**RECORDS SUPPLIED:**

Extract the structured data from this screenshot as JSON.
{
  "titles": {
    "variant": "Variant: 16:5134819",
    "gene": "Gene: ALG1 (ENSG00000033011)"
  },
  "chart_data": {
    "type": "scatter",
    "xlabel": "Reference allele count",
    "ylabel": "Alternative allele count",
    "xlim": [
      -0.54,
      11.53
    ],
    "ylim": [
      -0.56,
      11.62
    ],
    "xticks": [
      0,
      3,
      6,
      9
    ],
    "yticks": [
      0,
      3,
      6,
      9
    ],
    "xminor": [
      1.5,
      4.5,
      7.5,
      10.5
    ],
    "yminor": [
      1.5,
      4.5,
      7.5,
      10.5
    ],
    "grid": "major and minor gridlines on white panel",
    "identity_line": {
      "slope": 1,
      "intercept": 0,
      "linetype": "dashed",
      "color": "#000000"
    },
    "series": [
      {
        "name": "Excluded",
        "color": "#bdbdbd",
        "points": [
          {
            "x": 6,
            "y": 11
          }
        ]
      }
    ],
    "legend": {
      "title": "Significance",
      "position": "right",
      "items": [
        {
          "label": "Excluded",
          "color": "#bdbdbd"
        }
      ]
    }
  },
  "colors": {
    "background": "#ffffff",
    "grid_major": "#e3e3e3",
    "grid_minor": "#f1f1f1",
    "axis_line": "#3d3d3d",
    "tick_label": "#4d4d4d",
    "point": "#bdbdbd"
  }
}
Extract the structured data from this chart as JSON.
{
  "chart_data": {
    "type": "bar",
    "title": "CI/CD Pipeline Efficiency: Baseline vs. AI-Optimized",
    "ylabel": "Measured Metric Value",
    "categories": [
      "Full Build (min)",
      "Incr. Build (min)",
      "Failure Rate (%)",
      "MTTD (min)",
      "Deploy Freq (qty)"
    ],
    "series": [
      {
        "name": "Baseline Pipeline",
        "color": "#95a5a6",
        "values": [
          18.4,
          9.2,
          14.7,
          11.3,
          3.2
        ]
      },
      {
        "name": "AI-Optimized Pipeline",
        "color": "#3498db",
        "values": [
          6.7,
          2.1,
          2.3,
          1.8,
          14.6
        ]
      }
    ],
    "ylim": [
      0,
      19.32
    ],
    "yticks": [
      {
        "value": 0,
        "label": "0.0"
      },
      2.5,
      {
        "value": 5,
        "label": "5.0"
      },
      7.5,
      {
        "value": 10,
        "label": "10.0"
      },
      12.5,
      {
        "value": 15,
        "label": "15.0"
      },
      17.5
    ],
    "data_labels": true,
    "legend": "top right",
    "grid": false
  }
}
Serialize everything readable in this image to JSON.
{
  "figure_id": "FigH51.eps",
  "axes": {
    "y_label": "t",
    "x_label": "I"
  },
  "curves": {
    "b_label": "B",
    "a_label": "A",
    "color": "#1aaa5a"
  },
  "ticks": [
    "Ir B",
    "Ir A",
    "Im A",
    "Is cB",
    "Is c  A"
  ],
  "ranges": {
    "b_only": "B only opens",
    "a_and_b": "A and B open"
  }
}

**EXERCISE:** Write out exactly the lines starting with the one that holds "Extract the structured data from this chart" and running through the last line above.

**CORRECT RESULT:**
Extract the structured data from this chart as JSON.
{
  "chart_data": {
    "type": "bar",
    "title": "CI/CD Pipeline Efficiency: Baseline vs. AI-Optimized",
    "ylabel": "Measured Metric Value",
    "categories": [
      "Full Build (min)",
      "Incr. Build (min)",
      "Failure Rate (%)",
      "MTTD (min)",
      "Deploy Freq (qty)"
    ],
    "series": [
      {
        "name": "Baseline Pipeline",
        "color": "#95a5a6",
        "values": [
          18.4,
          9.2,
          14.7,
          11.3,
          3.2
        ]
      },
      {
        "name": "AI-Optimized Pipeline",
        "color": "#3498db",
        "values": [
          6.7,
          2.1,
          2.3,
          1.8,
          14.6
        ]
      }
    ],
    "ylim": [
      0,
      19.32
    ],
    "yticks": [
      {
        "value": 0,
        "label": "0.0"
      },
      2.5,
      {
        "value": 5,
        "label": "5.0"
      },
      7.5,
      {
        "value": 10,
        "label": "10.0"
      },
      12.5,
      {
        "value": 15,
        "label": "15.0"
      },
      17.5
    ],
    "data_labels": true,
    "legend": "top right",
    "grid": false
  }
}
Serialize everything readable in this image to JSON.
{
  "figure_id": "FigH51.eps",
  "axes": {
    "y_label": "t",
    "x_label": "I"
  },
  "curves": {
    "b_label": "B",
    "a_label": "A",
    "color": "#1aaa5a"
  },
  "ticks": [
    "Ir B",
    "Ir A",
    "Im A",
    "Is cB",
    "Is c  A"
  ],
  "ranges": {
    "b_only": "B only opens",
    "a_and_b": "A and B open"
  }
}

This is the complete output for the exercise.